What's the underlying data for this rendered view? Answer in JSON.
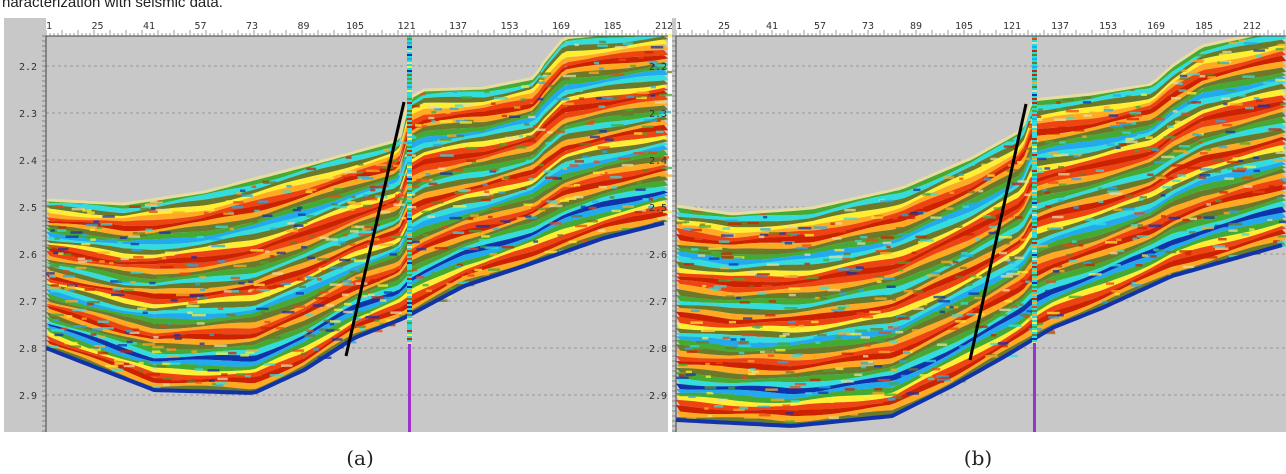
{
  "caption": "haracterization with seismic data.",
  "panels": [
    {
      "id": "a",
      "label": "(a)",
      "trace_ticks": [
        "1",
        "25",
        "41",
        "57",
        "73",
        "89",
        "105",
        "121",
        "137",
        "153",
        "169",
        "185",
        "212"
      ],
      "time_ticks": [
        "2.2",
        "2.3",
        "2.4",
        "2.5",
        "2.6",
        "2.7",
        "2.8",
        "2.9"
      ]
    },
    {
      "id": "b",
      "label": "(b)",
      "trace_ticks": [
        "1",
        "25",
        "41",
        "57",
        "73",
        "89",
        "105",
        "121",
        "137",
        "153",
        "169",
        "185",
        "212"
      ],
      "time_ticks": [
        "2.2",
        "2.3",
        "2.4",
        "2.5",
        "2.6",
        "2.7",
        "2.8",
        "2.9"
      ]
    }
  ],
  "colors": {
    "background": "#c8c8c8",
    "fault_line": "#000000",
    "well_top": "#22dddd",
    "well_bottom": "#9933cc",
    "palette": [
      "#1133aa",
      "#22aaee",
      "#33dddd",
      "#44aa33",
      "#6b7a2a",
      "#ffee33",
      "#ffaa22",
      "#ee4411",
      "#cc2200",
      "#e8dca0"
    ]
  }
}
-----
◆ What the task asks:
Are you able to set down all the lines above exactly, without any pictures?

◆ Task solution:
What's the underlying data for this rendered view? Answer in JSON.
{
  "caption": "haracterization with seismic data.",
  "panels": [
    {
      "id": "a",
      "label": "(a)",
      "trace_ticks": [
        "1",
        "25",
        "41",
        "57",
        "73",
        "89",
        "105",
        "121",
        "137",
        "153",
        "169",
        "185",
        "212"
      ],
      "time_ticks": [
        "2.2",
        "2.3",
        "2.4",
        "2.5",
        "2.6",
        "2.7",
        "2.8",
        "2.9"
      ]
    },
    {
      "id": "b",
      "label": "(b)",
      "trace_ticks": [
        "1",
        "25",
        "41",
        "57",
        "73",
        "89",
        "105",
        "121",
        "137",
        "153",
        "169",
        "185",
        "212"
      ],
      "time_ticks": [
        "2.2",
        "2.3",
        "2.4",
        "2.5",
        "2.6",
        "2.7",
        "2.8",
        "2.9"
      ]
    }
  ],
  "colors": {
    "background": "#c8c8c8",
    "fault_line": "#000000",
    "well_top": "#22dddd",
    "well_bottom": "#9933cc",
    "palette": [
      "#1133aa",
      "#22aaee",
      "#33dddd",
      "#44aa33",
      "#6b7a2a",
      "#ffee33",
      "#ffaa22",
      "#ee4411",
      "#cc2200",
      "#e8dca0"
    ]
  }
}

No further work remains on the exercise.